* _WHAT THE EXERCISE ASKS_:
Transcribe every line of the listing below without any deviation.

* _RECORD SET_:
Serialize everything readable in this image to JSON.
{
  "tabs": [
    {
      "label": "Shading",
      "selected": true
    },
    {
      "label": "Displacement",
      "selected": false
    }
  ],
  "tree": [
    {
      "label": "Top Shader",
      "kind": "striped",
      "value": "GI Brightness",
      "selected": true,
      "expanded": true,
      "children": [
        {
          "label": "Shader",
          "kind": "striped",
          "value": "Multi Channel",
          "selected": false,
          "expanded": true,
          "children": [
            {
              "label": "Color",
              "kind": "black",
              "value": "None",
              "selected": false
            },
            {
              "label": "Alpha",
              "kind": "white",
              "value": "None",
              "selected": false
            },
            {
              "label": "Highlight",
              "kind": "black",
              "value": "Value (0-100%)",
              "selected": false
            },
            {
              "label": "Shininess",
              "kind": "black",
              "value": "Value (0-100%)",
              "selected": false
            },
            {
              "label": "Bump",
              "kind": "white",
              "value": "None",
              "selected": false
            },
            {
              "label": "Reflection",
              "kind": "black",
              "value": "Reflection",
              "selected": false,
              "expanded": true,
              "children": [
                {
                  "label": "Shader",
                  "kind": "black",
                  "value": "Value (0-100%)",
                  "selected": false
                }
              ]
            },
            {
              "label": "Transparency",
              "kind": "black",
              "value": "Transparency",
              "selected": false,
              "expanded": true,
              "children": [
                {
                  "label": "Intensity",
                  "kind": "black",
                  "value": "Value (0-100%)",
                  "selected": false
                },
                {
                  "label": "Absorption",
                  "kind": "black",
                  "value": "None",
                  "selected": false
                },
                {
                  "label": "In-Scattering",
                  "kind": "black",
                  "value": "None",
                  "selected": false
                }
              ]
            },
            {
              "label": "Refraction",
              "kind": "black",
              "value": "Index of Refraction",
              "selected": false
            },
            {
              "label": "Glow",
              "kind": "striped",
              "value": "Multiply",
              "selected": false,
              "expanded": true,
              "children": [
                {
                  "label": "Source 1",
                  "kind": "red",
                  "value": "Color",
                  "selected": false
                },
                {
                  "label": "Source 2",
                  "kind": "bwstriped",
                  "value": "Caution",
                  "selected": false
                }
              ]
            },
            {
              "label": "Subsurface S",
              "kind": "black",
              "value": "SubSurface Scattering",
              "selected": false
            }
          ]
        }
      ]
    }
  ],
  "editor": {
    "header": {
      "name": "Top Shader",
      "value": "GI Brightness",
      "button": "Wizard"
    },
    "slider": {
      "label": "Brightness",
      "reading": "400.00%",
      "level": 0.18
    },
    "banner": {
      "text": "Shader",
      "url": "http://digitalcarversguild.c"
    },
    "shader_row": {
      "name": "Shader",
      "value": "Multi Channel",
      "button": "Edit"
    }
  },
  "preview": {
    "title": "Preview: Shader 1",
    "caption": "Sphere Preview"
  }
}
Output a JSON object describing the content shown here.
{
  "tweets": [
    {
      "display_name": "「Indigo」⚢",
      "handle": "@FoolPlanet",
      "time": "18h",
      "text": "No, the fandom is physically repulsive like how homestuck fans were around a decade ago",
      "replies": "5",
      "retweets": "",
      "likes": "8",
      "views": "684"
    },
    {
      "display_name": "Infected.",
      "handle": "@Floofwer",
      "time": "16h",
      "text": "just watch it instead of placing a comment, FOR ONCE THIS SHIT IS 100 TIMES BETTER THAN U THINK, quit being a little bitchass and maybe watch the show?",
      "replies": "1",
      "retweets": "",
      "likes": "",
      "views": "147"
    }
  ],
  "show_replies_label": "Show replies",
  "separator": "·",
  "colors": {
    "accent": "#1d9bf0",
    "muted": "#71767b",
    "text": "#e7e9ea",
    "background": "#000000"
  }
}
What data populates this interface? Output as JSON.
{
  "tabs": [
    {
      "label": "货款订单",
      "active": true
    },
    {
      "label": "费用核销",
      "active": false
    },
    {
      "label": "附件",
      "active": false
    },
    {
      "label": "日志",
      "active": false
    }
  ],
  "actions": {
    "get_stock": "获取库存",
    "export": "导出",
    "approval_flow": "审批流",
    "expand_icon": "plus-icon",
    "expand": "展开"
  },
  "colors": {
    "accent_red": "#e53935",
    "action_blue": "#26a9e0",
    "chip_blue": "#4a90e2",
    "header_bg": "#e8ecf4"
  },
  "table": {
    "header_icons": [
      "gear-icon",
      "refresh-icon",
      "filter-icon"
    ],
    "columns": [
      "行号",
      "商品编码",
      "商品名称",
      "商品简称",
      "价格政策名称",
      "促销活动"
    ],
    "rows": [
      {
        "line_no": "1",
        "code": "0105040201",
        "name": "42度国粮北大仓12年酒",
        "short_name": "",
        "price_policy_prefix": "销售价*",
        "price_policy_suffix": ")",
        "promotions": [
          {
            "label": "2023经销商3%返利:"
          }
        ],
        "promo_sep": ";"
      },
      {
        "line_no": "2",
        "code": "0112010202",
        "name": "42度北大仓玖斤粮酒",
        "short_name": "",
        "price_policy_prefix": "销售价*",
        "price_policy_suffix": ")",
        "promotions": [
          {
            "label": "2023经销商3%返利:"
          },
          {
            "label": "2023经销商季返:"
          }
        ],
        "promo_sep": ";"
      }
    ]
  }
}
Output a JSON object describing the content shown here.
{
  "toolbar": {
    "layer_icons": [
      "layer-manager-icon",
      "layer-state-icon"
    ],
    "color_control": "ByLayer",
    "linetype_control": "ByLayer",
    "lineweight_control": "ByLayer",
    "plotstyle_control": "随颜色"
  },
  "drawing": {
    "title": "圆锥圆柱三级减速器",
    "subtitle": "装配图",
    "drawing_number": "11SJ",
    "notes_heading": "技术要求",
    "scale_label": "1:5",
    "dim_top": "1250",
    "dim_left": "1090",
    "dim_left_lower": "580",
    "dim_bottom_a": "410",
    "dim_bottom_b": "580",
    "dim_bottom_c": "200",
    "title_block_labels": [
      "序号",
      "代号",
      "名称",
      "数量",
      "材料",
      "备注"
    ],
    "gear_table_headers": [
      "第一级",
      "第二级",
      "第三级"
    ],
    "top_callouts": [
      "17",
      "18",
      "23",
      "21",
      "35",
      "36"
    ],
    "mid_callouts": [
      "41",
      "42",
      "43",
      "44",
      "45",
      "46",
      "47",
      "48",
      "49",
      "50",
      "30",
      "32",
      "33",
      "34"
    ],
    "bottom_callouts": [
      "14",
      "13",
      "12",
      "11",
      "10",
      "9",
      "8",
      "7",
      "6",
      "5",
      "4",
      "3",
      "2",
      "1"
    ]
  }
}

* _TASK ANSWER_:
Serialize everything readable in this image to JSON.
{
  "tabs": [
    {
      "label": "Shading",
      "selected": true
    },
    {
      "label": "Displacement",
      "selected": false
    }
  ],
  "tree": [
    {
      "label": "Top Shader",
      "kind": "striped",
      "value": "GI Brightness",
      "selected": true,
      "expanded": true,
      "children": [
        {
          "label": "Shader",
          "kind": "striped",
          "value": "Multi Channel",
          "selected": false,
          "expanded": true,
          "children": [
            {
              "label": "Color",
              "kind": "black",
              "value": "None",
              "selected": false
            },
            {
              "label": "Alpha",
              "kind": "white",
              "value": "None",
              "selected": false
            },
            {
              "label": "Highlight",
              "kind": "black",
              "value": "Value (0-100%)",
              "selected": false
            },
            {
              "label": "Shininess",
              "kind": "black",
              "value": "Value (0-100%)",
              "selected": false
            },
            {
              "label": "Bump",
              "kind": "white",
              "value": "None",
              "selected": false
            },
            {
              "label": "Reflection",
              "kind": "black",
              "value": "Reflection",
              "selected": false,
              "expanded": true,
              "children": [
                {
                  "label": "Shader",
                  "kind": "black",
                  "value": "Value (0-100%)",
                  "selected": false
                }
              ]
            },
            {
              "label": "Transparency",
              "kind": "black",
              "value": "Transparency",
              "selected": false,
              "expanded": true,
              "children": [
                {
                  "label": "Intensity",
                  "kind": "black",
                  "value": "Value (0-100%)",
                  "selected": false
                },
                {
                  "label": "Absorption",
                  "kind": "black",
                  "value": "None",
                  "selected": false
                },
                {
                  "label": "In-Scattering",
                  "kind": "black",
                  "value": "None",
                  "selected": false
                }
              ]
            },
            {
              "label": "Refraction",
              "kind": "black",
              "value": "Index of Refraction",
              "selected": false
            },
            {
              "label": "Glow",
              "kind": "striped",
              "value": "Multiply",
              "selected": false,
              "expanded": true,
              "children": [
                {
                  "label": "Source 1",
                  "kind": "red",
                  "value": "Color",
                  "selected": false
                },
                {
                  "label": "Source 2",
                  "kind": "bwstriped",
                  "value": "Caution",
                  "selected": false
                }
              ]
            },
            {
              "label": "Subsurface S",
              "kind": "black",
              "value": "SubSurface Scattering",
              "selected": false
            }
          ]
        }
      ]
    }
  ],
  "editor": {
    "header": {
      "name": "Top Shader",
      "value": "GI Brightness",
      "button": "Wizard"
    },
    "slider": {
      "label": "Brightness",
      "reading": "400.00%",
      "level": 0.18
    },
    "banner": {
      "text": "Shader",
      "url": "http://digitalcarversguild.c"
    },
    "shader_row": {
      "name": "Shader",
      "value": "Multi Channel",
      "button": "Edit"
    }
  },
  "preview": {
    "title": "Preview: Shader 1",
    "caption": "Sphere Preview"
  }
}
Output a JSON object describing the content shown here.
{
  "tweets": [
    {
      "display_name": "「Indigo」⚢",
      "handle": "@FoolPlanet",
      "time": "18h",
      "text": "No, the fandom is physically repulsive like how homestuck fans were around a decade ago",
      "replies": "5",
      "retweets": "",
      "likes": "8",
      "views": "684"
    },
    {
      "display_name": "Infected.",
      "handle": "@Floofwer",
      "time": "16h",
      "text": "just watch it instead of placing a comment, FOR ONCE THIS SHIT IS 100 TIMES BETTER THAN U THINK, quit being a little bitchass and maybe watch the show?",
      "replies": "1",
      "retweets": "",
      "likes": "",
      "views": "147"
    }
  ],
  "show_replies_label": "Show replies",
  "separator": "·",
  "colors": {
    "accent": "#1d9bf0",
    "muted": "#71767b",
    "text": "#e7e9ea",
    "background": "#000000"
  }
}
What data populates this interface? Output as JSON.
{
  "tabs": [
    {
      "label": "货款订单",
      "active": true
    },
    {
      "label": "费用核销",
      "active": false
    },
    {
      "label": "附件",
      "active": false
    },
    {
      "label": "日志",
      "active": false
    }
  ],
  "actions": {
    "get_stock": "获取库存",
    "export": "导出",
    "approval_flow": "审批流",
    "expand_icon": "plus-icon",
    "expand": "展开"
  },
  "colors": {
    "accent_red": "#e53935",
    "action_blue": "#26a9e0",
    "chip_blue": "#4a90e2",
    "header_bg": "#e8ecf4"
  },
  "table": {
    "header_icons": [
      "gear-icon",
      "refresh-icon",
      "filter-icon"
    ],
    "columns": [
      "行号",
      "商品编码",
      "商品名称",
      "商品简称",
      "价格政策名称",
      "促销活动"
    ],
    "rows": [
      {
        "line_no": "1",
        "code": "0105040201",
        "name": "42度国粮北大仓12年酒",
        "short_name": "",
        "price_policy_prefix": "销售价*",
        "price_policy_suffix": ")",
        "promotions": [
          {
            "label": "2023经销商3%返利:"
          }
        ],
        "promo_sep": ";"
      },
      {
        "line_no": "2",
        "code": "0112010202",
        "name": "42度北大仓玖斤粮酒",
        "short_name": "",
        "price_policy_prefix": "销售价*",
        "price_policy_suffix": ")",
        "promotions": [
          {
            "label": "2023经销商3%返利:"
          },
          {
            "label": "2023经销商季返:"
          }
        ],
        "promo_sep": ";"
      }
    ]
  }
}
Output a JSON object describing the content shown here.
{
  "toolbar": {
    "layer_icons": [
      "layer-manager-icon",
      "layer-state-icon"
    ],
    "color_control": "ByLayer",
    "linetype_control": "ByLayer",
    "lineweight_control": "ByLayer",
    "plotstyle_control": "随颜色"
  },
  "drawing": {
    "title": "圆锥圆柱三级减速器",
    "subtitle": "装配图",
    "drawing_number": "11SJ",
    "notes_heading": "技术要求",
    "scale_label": "1:5",
    "dim_top": "1250",
    "dim_left": "1090",
    "dim_left_lower": "580",
    "dim_bottom_a": "410",
    "dim_bottom_b": "580",
    "dim_bottom_c": "200",
    "title_block_labels": [
      "序号",
      "代号",
      "名称",
      "数量",
      "材料",
      "备注"
    ],
    "gear_table_headers": [
      "第一级",
      "第二级",
      "第三级"
    ],
    "top_callouts": [
      "17",
      "18",
      "23",
      "21",
      "35",
      "36"
    ],
    "mid_callouts": [
      "41",
      "42",
      "43",
      "44",
      "45",
      "46",
      "47",
      "48",
      "49",
      "50",
      "30",
      "32",
      "33",
      "34"
    ],
    "bottom_callouts": [
      "14",
      "13",
      "12",
      "11",
      "10",
      "9",
      "8",
      "7",
      "6",
      "5",
      "4",
      "3",
      "2",
      "1"
    ]
  }
}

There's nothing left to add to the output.